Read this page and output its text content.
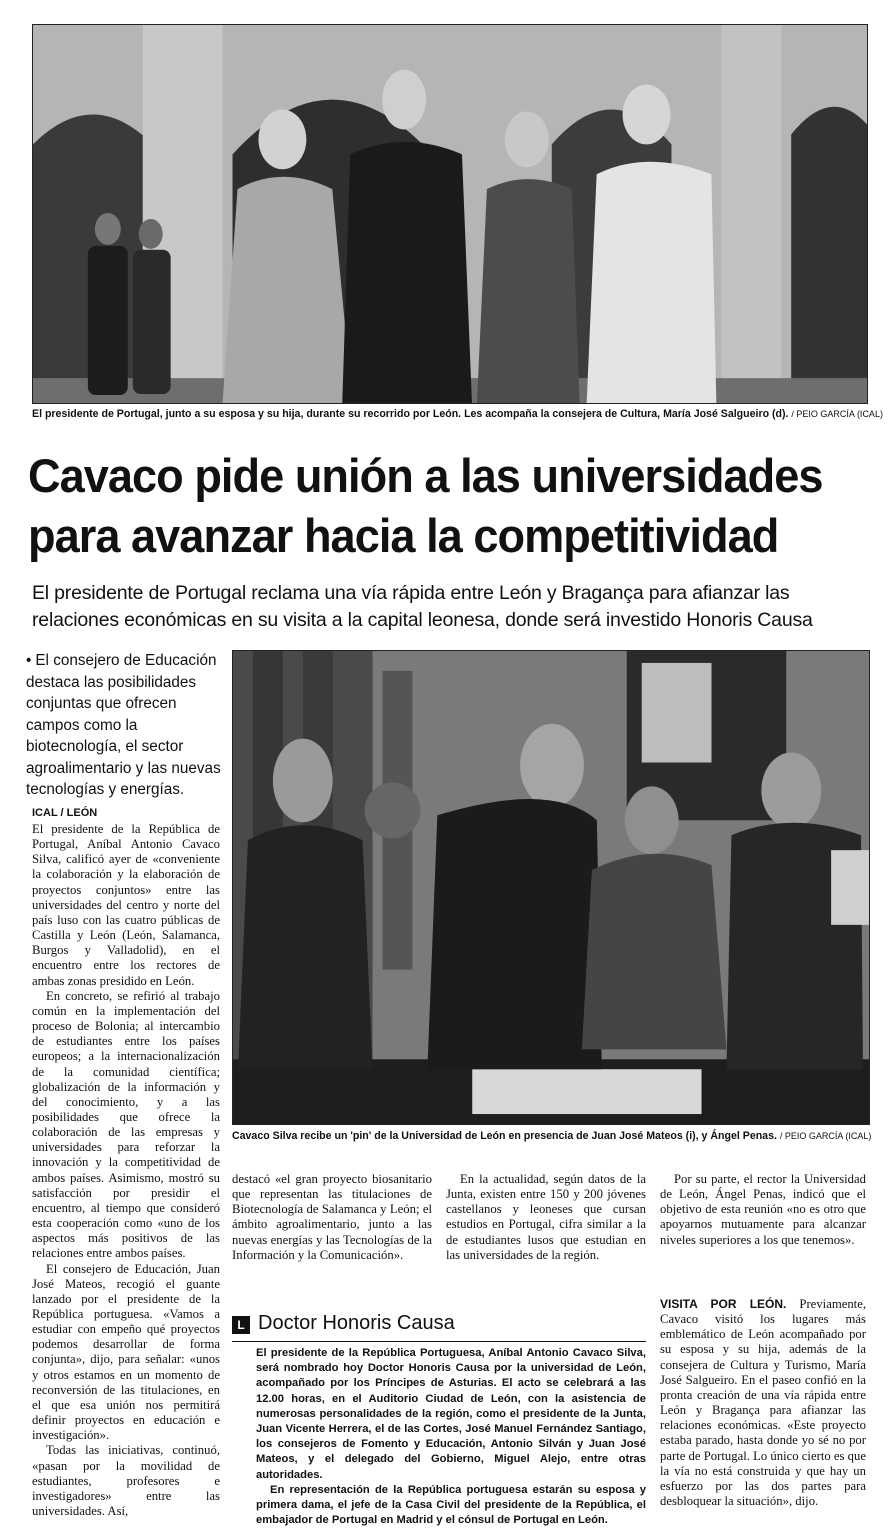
El presidente de Portugal, junto a su esposa y su hija, durante su recorrido por León. Les acompaña la consejera de Cultura, María José Salgueiro (d). / PEIO GARCÍA (ICAL)
Cavaco pide unión a las universidades
para avanzar hacia la competitividad
El presidente de Portugal reclama una vía rápida entre León y Bragança para afianzar las relaciones económicas en su visita a la capital leonesa, donde será investido Honoris Causa
• El consejero de Educación destaca las posibilidades conjuntas que ofrecen campos como la biotecnología, el sector agroalimentario y las nuevas tecnologías y energías.
ICAL / LEÓN

El presidente de la República de Portugal, Aníbal Antonio Cavaco Silva, calificó ayer de «conveniente la colaboración y la elaboración de proyectos conjuntos» entre las universidades del centro y norte del país luso con las cuatro públicas de Castilla y León (León, Salamanca, Burgos y Valladolid), en el encuentro entre los rectores de ambas zonas presidido en León.

En concreto, se refirió al trabajo común en la implementación del proceso de Bolonia; al intercambio de estudiantes entre los países europeos; a la internacionalización de la comunidad científica; globalización de la información y del conocimiento, y a las posibilidades que ofrece la colaboración de las empresas y universidades para reforzar la innovación y la competitividad de ambos países. Asimismo, mostró su satisfacción por presidir el encuentro, al tiempo que consideró esta cooperación como «uno de los aspectos más positivos de las relaciones entre ambos países.

El consejero de Educación, Juan José Mateos, recogió el guante lanzado por el presidente de la República portuguesa. «Vamos a estudiar con empeño qué proyectos podemos desarrollar de forma conjunta», dijo, para señalar: «unos y otros estamos en un momento de reconversión de las titulaciones, en el que esa unión nos permitirá definir proyectos en educación e investigación».

Todas las iniciativas, continuó, «pasan por la movilidad de estudiantes, profesores e investigadores» entre las universidades. Así,

Cavaco Silva recibe un 'pin' de la Universidad de León en presencia de Juan José Mateos (i), y Ángel Penas. / PEIO GARCÍA (ICAL)

destacó «el gran proyecto biosanitario que representan las titulaciones de Biotecnología de Salamanca y León; el ámbito agroalimentario, junto a las nuevas energías y las Tecnologías de la Información y la Comunicación».

En la actualidad, según datos de la Junta, existen entre 150 y 200 jóvenes castellanos y leoneses que cursan estudios en Portugal, cifra similar a la de estudiantes lusos que estudian en las universidades de la región.

Por su parte, el rector la Universidad de León, Ángel Penas, indicó que el objetivo de esta reunión «no es otro que apoyarnos mutuamente para alcanzar niveles superiores a los que tenemos».

VISITA POR LEÓN. Previamente, Cavaco visitó los lugares más emblemático de León acompañado por su esposa y su hija, además de la consejera de Cultura y Turismo, María José Salgueiro. En el paseo confió en la pronta creación de una vía rápida entre León y Bragança para afianzar las relaciones económicas. «Este proyecto estaba parado, hasta donde yo sé no por parte de Portugal. Lo único cierto es que la vía no está construida y que hay un esfuerzo por las dos partes para desbloquear la situación», dijo.

L Doctor Honoris Causa

El presidente de la República Portuguesa, Aníbal Antonio Cavaco Silva, será nombrado hoy Doctor Honoris Causa por la universidad de León, acompañado por los Príncipes de Asturias. El acto se celebrará a las 12.00 horas, en el Auditorio Ciudad de León, con la asistencia de numerosas personalidades de la región, como el presidente de la Junta, Juan Vicente Herrera, el de las Cortes, José Manuel Fernández Santiago, los consejeros de Fomento y Educación, Antonio Silván y Juan José Mateos, y el delegado del Gobierno, Miguel Alejo, entre otras autoridades.

En representación de la República portuguesa estarán su esposa y primera dama, el jefe de la Casa Civil del presidente de la República, el embajador de Portugal en Madrid y el cónsul de Portugal en León.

_ _ _ _ _

TASK DETAILS: In the records above, locate every line with the string "Causa" and copy it.

THE RESULT:
El presidente de Portugal reclama una vía rápida entre León y Bragança para afianzar las relaciones económicas en su visita a la capital leonesa, donde será investido Honoris Causa
L Doctor Honoris Causa
El presidente de la República Portuguesa, Aníbal Antonio Cavaco Silva, será nombrado hoy Doctor Honoris Causa por la universidad de León, acompañado por los Príncipes de Asturias. El acto se celebrará a las 12.00 horas, en el Auditorio Ciudad de León, con la asistencia de numerosas personalidades de la región, como el presidente de la Junta, Juan Vicente Herrera, el de las Cortes, José Manuel Fernández Santiago, los consejeros de Fomento y Educación, Antonio Silván y Juan José Mateos, y el delegado del Gobierno, Miguel Alejo, entre otras autoridades.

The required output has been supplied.